#### [THE INPUT]
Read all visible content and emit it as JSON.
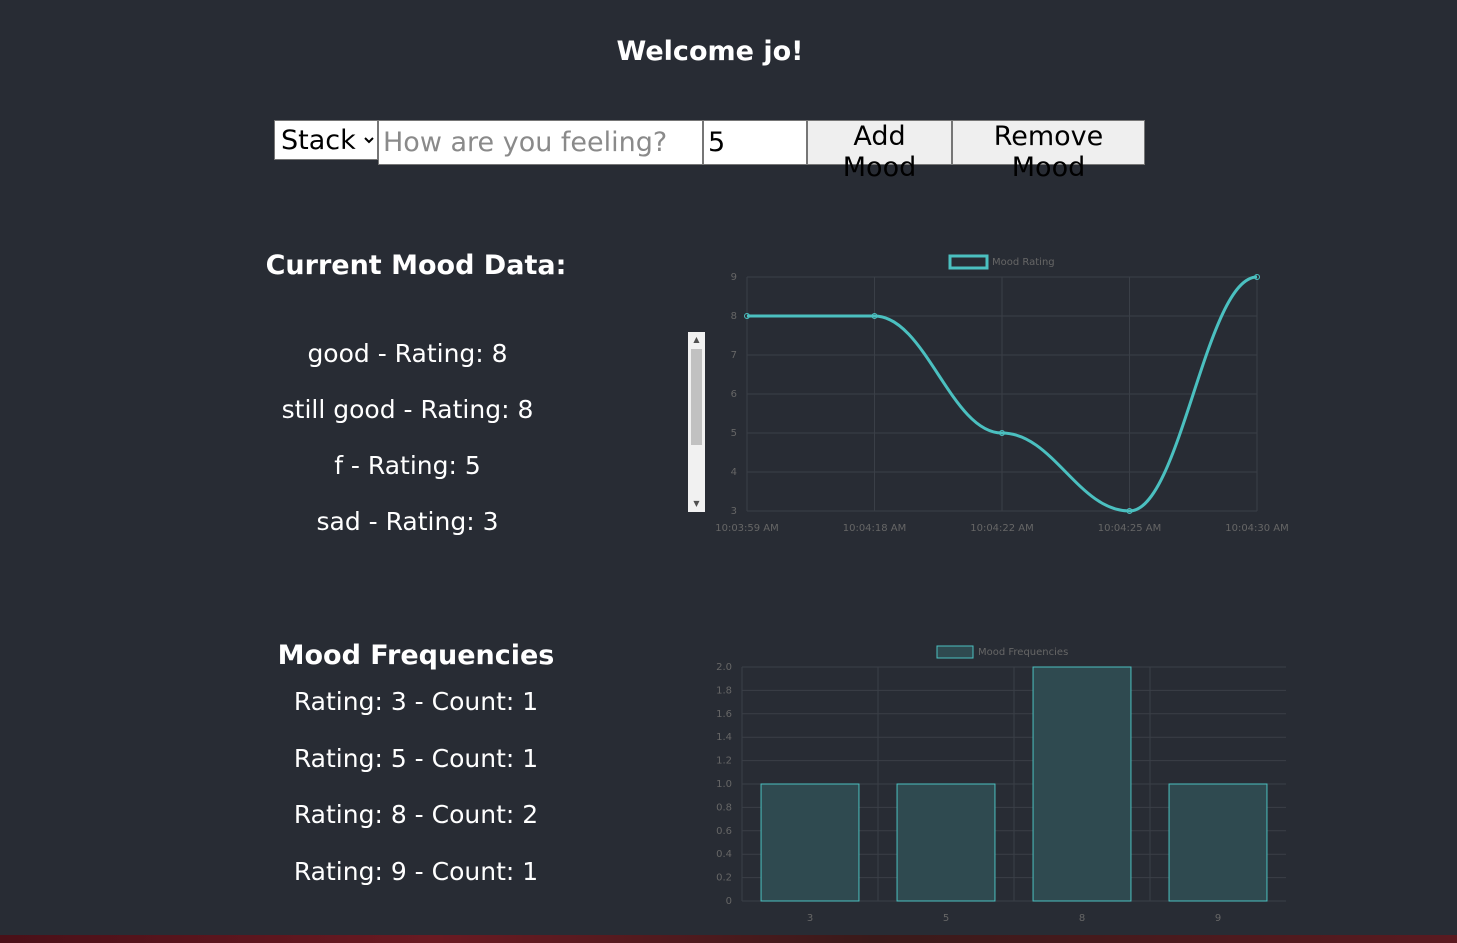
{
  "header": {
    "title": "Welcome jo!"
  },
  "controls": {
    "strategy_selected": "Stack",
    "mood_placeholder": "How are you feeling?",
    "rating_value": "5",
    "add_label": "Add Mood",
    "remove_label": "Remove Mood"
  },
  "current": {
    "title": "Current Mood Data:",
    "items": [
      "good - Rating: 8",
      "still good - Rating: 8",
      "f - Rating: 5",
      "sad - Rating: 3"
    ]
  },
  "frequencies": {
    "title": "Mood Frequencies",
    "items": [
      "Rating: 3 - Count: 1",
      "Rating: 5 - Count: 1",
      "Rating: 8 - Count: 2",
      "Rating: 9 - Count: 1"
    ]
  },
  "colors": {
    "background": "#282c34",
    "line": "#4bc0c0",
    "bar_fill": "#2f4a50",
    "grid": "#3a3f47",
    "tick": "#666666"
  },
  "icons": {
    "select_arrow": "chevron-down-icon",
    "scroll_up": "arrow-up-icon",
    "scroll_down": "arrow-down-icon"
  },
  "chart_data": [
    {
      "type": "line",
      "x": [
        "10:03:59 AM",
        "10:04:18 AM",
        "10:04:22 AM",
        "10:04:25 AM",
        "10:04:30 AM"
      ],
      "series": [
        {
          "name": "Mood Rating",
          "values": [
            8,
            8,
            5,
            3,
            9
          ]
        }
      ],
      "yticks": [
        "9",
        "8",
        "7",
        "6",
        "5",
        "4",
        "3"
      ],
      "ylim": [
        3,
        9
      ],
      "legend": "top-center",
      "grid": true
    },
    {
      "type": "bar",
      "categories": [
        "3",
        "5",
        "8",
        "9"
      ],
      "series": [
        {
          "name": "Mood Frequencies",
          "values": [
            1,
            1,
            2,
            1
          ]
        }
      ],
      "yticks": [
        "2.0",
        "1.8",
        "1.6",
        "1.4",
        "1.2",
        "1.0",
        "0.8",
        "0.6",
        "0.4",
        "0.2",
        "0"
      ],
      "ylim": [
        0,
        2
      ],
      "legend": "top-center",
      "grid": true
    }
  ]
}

* * *

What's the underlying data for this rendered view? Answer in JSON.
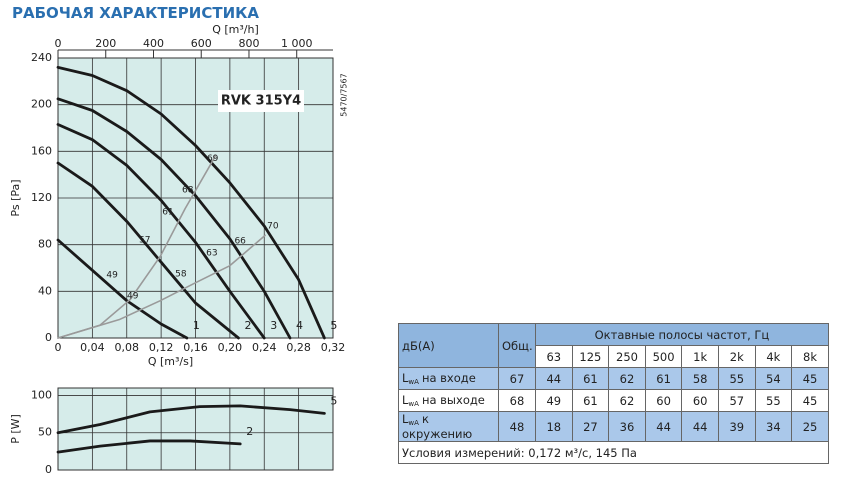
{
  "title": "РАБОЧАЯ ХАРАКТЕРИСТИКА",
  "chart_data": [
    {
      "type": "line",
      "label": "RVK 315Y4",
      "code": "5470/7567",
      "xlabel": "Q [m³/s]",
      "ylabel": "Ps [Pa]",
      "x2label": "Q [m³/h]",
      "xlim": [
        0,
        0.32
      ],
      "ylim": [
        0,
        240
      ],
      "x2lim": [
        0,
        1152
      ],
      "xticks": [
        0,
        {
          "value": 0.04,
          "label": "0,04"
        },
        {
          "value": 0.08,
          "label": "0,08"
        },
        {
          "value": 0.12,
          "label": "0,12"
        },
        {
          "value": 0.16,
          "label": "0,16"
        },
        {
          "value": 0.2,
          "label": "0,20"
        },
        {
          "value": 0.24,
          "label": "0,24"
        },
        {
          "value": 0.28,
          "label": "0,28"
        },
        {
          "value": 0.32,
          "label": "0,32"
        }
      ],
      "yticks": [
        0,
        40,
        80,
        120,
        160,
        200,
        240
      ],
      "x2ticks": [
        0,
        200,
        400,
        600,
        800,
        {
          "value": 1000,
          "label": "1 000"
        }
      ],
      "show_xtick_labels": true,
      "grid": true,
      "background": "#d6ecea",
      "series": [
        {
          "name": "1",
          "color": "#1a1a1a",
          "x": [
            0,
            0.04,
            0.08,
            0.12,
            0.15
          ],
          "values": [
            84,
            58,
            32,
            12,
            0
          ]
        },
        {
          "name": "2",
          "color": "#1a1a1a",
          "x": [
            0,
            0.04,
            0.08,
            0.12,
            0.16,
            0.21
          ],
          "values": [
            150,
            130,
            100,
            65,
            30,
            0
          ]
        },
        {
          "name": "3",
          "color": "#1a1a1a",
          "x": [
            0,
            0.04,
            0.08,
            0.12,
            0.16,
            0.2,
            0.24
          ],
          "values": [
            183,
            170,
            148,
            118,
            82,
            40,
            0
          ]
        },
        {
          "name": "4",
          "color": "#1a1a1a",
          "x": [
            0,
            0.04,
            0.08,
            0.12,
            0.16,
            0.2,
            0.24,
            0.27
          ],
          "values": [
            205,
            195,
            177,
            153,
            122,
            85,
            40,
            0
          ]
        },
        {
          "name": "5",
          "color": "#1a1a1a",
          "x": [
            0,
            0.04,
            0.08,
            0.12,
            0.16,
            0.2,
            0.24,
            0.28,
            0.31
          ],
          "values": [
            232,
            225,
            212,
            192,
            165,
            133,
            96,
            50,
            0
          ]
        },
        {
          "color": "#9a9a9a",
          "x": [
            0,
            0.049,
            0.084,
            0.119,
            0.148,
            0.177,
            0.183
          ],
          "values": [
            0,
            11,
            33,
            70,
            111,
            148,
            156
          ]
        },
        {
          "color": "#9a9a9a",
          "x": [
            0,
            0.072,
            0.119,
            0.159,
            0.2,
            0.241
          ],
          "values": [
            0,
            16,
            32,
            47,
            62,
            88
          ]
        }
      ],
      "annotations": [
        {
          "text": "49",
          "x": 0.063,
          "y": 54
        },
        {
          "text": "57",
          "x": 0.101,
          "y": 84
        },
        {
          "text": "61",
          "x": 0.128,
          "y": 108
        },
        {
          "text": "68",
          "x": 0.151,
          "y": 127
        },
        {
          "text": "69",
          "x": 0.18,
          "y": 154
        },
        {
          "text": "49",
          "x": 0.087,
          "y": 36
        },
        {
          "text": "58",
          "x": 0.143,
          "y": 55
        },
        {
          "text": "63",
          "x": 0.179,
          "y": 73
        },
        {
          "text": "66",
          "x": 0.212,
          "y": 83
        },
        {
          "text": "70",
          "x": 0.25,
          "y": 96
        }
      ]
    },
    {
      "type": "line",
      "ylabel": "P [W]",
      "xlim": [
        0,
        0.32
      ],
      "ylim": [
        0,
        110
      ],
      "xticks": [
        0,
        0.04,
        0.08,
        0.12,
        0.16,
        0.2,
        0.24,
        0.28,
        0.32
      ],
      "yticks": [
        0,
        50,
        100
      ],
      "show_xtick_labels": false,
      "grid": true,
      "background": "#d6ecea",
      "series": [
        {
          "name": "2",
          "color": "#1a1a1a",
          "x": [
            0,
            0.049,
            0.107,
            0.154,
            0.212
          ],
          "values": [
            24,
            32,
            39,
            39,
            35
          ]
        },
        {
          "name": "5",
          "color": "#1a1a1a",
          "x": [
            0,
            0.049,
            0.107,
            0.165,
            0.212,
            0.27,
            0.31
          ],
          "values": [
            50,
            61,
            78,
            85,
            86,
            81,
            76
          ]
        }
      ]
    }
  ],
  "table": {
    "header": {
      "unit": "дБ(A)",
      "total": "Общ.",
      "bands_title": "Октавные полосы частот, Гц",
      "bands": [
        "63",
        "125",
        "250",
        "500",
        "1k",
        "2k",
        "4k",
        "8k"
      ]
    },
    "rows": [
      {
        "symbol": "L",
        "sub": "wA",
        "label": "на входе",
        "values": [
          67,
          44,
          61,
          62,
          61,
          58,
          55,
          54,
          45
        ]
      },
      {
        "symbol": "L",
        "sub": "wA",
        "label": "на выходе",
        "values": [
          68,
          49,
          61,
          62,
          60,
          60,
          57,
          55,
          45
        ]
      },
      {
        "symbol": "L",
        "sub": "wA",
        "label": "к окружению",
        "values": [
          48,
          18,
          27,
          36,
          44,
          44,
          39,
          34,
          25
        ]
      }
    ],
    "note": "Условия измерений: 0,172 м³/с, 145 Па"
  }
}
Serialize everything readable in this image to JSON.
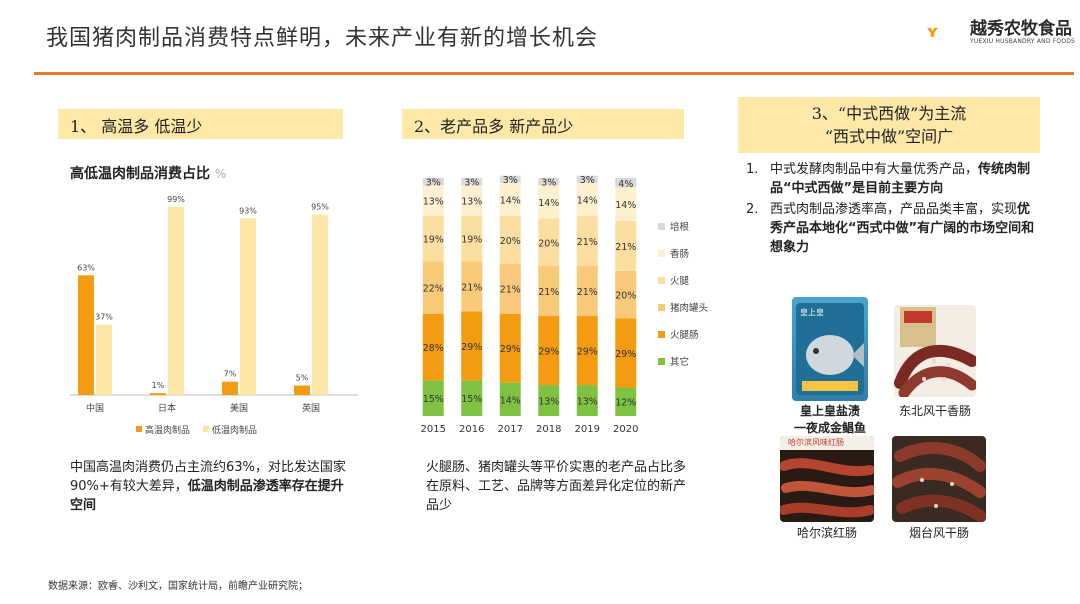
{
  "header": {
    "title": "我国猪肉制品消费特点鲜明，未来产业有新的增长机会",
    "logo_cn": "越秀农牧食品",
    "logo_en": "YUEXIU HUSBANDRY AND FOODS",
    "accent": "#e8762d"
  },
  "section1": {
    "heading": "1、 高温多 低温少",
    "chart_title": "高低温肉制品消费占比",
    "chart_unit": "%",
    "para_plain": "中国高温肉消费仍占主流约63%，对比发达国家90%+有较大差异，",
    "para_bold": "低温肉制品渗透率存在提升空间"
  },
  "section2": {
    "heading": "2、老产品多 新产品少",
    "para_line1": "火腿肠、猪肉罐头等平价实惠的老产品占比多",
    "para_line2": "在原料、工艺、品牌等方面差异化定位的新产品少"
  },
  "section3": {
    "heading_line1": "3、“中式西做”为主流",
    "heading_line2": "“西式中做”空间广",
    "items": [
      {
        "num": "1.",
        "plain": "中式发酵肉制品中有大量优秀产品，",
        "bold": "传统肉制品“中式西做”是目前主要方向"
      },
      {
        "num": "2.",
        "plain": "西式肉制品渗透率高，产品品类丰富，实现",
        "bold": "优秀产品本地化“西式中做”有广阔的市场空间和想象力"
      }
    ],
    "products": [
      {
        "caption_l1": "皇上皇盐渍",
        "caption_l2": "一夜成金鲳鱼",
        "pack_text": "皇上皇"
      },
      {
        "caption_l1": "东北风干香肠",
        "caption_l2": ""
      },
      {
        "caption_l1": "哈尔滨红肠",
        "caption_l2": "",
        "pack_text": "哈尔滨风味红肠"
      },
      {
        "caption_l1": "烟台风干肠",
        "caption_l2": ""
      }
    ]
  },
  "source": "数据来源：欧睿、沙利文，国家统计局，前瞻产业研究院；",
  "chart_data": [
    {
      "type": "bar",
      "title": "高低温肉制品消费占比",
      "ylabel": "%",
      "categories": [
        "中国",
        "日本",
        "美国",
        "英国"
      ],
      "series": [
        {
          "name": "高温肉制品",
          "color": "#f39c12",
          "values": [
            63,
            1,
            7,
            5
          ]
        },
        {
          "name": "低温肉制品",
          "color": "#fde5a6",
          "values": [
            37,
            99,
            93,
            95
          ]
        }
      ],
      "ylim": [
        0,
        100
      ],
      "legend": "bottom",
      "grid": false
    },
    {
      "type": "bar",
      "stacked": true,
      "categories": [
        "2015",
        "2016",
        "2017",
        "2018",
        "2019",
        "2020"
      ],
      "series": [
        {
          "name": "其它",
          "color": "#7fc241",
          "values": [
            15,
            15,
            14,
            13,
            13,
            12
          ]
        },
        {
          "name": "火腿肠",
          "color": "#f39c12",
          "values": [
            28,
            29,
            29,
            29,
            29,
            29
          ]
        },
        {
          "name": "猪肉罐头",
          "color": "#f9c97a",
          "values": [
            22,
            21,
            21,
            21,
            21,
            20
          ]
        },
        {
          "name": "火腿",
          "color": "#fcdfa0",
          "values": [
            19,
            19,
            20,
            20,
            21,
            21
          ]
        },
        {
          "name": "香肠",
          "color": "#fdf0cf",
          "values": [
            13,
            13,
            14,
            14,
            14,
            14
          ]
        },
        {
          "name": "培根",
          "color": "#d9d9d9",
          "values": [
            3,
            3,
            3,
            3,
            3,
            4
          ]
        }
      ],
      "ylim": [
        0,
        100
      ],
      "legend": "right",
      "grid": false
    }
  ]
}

--

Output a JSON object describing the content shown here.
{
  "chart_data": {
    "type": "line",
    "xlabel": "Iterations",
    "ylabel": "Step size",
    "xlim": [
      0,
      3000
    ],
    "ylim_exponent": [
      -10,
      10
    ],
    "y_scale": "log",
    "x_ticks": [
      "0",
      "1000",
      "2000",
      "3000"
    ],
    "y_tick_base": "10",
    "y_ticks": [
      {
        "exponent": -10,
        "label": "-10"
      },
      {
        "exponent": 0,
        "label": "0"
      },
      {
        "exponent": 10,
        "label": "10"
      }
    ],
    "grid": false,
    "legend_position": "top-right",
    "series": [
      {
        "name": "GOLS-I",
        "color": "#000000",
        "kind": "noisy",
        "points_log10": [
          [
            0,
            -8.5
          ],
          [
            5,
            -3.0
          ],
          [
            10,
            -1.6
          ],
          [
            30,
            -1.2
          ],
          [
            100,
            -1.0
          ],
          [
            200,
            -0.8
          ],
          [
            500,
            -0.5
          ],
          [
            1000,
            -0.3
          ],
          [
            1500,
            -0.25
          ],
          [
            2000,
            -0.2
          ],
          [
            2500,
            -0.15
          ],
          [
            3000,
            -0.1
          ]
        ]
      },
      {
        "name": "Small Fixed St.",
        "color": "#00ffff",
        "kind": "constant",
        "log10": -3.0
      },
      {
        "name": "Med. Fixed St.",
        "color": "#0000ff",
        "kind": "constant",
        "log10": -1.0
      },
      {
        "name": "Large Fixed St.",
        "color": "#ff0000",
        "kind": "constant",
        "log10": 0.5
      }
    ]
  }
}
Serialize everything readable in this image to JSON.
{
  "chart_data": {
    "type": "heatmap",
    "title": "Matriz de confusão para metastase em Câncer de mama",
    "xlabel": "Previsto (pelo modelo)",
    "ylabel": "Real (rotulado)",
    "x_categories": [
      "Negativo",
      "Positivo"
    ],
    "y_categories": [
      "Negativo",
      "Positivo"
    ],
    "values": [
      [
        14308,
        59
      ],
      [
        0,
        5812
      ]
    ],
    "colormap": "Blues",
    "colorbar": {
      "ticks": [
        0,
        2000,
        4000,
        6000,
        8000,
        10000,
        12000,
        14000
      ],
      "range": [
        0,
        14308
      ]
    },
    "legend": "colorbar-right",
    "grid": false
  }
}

#### [THE PROBLEM]
From the data above, copy each line where the string "Count" appears.

#### [EXERCISE RESPONSE]
      "Rating: 3 - Count: 1",
      "Rating: 5 - Count: 1",
      "Rating: 8 - Count: 2",
      "Rating: 9 - Count: 1"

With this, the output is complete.